● **COME PROCEDERE**
Ricopia dal testo sull'esclusione di Campobasso e Teramo dalla Serie C il brano tra "Una volta sancita" e "la settimana prossima.", estremi inclusi.

Campobasso e Teramo ufficialmente escluse, la Serie C è salva. Sembra brutto legare la fine del calcio professionistico in due piazze del Meridione alla sopravvivenza stessa del campionato, ma a questo punto si è ridotta la Lega Pro. Colpa dell’ennesimo pasticcio di chi governa il nostro calcio: un ripescaggio troppo frettoloso, una sentenza anomala della giustizia ordinaria e la frittata era quasi fatta, col rischio di ritrovarsi un torneo a 62 squadre e i calendari sballati. Alla fine, però, dopo un’estate passata in tribunale, il Consiglio di Stato ha respinto i ricorsi.

Per ricostruire la vicenda bisogna ritornare a inizio luglio, quando la Covisoc (l’organismo di controllo finanziario) boccia l’iscrizione di Campobasso e Teramo. Si tratta di due situazioni particolari e diverse tra loro, più sostanziale quella degli abruzzesi, più formale per i molisani. Il Teramo è stato a lungo sotto amministrazione giudiziaria, per il sequestro preventivo delle aziende di proprietà del patron Ciaccia, finito nei guai giudiziari lo scorso autunno. Il provvedimento è scaduto a giugno e la squadra è rientrata nella disponibilità della proprietà, ma il periodo ha messo a dura prova i conti del club che non rispettava i parametri. Ancora più complesso il caso del Campobasso: qui la disputa riguarda tre debiti tributari risalenti a vecchi campionati di Serie D in epoca Covid, scaduti e non rateizzati formalmente con l’Agenzia delle Entrate. Poca roba, 90mila euro totali, abbastanza però per far scattare la tagliola della Figc: con le vecchie regole il club avrebbe probabilmente potuto iscriversi, con le nuove pubblicate lo scorso aprile no.

Una volta sancita l’esclusione, è partita la solita trafila di ricorsi, respinti dal Collegio di garanzia del Coni e dal Tar. Invece però di aspettare l’ultima parola del Consiglio di Stato, lo scorso 4 agosto la Lega Pro del presidente Francesco Ghirelli ha forzato la mano, ufficializzando i ripescaggi di Fermana e Torres e chiudendo i gironi. E qui la doccia gelata: il giorno dopo è arrivata la sospensione del Consiglio di Stato, che ha gettato nel caos l’intero campionato. Di fatto, la Serie C per un mese è stata ostaggio di questa sentenza, e del giudizio di merito fissato a fine agosto. Fino ad oggi, quando i giudici hanno dato ragione a Figc e Lega Pro, condannando Campobasso e Teramo e sbloccando la Serie C che potrà quindi partire la settimana prossima.

● **DATI REGISTRATI**
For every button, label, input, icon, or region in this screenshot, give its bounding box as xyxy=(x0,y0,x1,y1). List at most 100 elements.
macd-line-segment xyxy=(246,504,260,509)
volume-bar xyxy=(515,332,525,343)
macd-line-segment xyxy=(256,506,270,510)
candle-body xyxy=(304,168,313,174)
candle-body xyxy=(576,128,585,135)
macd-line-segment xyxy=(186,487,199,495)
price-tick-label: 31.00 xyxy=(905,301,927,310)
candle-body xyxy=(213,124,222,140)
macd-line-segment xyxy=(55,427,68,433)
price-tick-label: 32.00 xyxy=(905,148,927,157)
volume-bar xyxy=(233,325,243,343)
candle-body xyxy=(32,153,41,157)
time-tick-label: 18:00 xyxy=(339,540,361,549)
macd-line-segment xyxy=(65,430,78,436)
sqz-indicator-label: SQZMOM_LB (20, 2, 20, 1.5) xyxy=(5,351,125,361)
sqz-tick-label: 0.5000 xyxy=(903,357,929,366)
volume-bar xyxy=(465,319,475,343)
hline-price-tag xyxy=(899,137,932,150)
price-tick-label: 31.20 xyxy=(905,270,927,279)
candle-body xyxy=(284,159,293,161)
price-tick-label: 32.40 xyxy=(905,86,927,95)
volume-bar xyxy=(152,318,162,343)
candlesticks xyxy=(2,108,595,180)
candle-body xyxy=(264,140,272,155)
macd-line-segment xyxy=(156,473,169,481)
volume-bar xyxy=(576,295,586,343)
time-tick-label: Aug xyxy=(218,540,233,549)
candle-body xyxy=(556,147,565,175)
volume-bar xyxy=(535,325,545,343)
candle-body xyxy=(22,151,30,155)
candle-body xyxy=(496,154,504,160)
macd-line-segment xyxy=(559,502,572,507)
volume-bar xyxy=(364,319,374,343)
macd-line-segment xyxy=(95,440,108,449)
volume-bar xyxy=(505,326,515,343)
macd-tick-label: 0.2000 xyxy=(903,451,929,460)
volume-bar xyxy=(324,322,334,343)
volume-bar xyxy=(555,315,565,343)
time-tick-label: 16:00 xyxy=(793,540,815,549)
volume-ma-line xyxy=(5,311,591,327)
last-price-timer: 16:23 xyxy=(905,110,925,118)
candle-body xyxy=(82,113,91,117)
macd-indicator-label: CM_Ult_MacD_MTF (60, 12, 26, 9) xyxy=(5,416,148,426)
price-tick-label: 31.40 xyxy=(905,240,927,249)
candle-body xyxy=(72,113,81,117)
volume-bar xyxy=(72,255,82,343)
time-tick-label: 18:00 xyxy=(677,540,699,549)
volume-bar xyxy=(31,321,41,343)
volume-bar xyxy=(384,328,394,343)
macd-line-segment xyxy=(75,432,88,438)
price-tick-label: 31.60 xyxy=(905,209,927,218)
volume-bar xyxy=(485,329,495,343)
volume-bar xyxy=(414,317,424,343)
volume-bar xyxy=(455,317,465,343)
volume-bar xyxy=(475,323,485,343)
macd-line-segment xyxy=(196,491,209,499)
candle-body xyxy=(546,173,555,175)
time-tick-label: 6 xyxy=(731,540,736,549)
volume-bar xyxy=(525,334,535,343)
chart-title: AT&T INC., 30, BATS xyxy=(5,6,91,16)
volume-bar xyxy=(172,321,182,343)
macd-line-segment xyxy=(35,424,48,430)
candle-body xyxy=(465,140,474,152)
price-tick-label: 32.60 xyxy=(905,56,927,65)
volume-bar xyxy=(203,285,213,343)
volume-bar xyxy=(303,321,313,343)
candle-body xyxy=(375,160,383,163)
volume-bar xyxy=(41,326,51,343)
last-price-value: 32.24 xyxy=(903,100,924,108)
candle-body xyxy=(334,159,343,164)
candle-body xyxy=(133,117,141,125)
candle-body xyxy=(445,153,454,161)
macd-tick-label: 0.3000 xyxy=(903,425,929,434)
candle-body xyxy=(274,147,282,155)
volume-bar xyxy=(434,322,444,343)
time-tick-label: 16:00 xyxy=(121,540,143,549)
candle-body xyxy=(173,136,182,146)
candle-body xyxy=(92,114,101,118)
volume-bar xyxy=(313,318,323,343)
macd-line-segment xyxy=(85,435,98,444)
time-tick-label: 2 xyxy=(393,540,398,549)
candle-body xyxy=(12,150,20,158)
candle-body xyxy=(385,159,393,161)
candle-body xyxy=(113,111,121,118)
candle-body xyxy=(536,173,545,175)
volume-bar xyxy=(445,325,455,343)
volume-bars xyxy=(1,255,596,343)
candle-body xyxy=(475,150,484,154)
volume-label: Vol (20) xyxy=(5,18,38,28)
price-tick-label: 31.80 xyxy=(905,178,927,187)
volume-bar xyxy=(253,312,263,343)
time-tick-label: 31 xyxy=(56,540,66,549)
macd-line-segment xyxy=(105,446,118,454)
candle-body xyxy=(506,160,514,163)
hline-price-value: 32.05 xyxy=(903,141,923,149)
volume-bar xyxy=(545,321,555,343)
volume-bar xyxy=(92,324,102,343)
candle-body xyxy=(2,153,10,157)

● **RISPOSTA SCRITTA**
Una volta sancita l’esclusione, è partita la solita trafila di ricorsi, respinti dal Collegio di garanzia del Coni e dal Tar. Invece però di aspettare l’ultima parola del Consiglio di Stato, lo scorso 4 agosto la Lega Pro del presidente Francesco Ghirelli ha forzato la mano, ufficializzando i ripescaggi di Fermana e Torres e chiudendo i gironi. E qui la doccia gelata: il giorno dopo è arrivata la sospensione del Consiglio di Stato, che ha gettato nel caos l’intero campionato. Di fatto, la Serie C per un mese è stata ostaggio di questa sentenza, e del giudizio di merito fissato a fine agosto. Fino ad oggi, quando i giudici hanno dato ragione a Figc e Lega Pro, condannando Campobasso e Teramo e sbloccando la Serie C che potrà quindi partire la settimana prossima.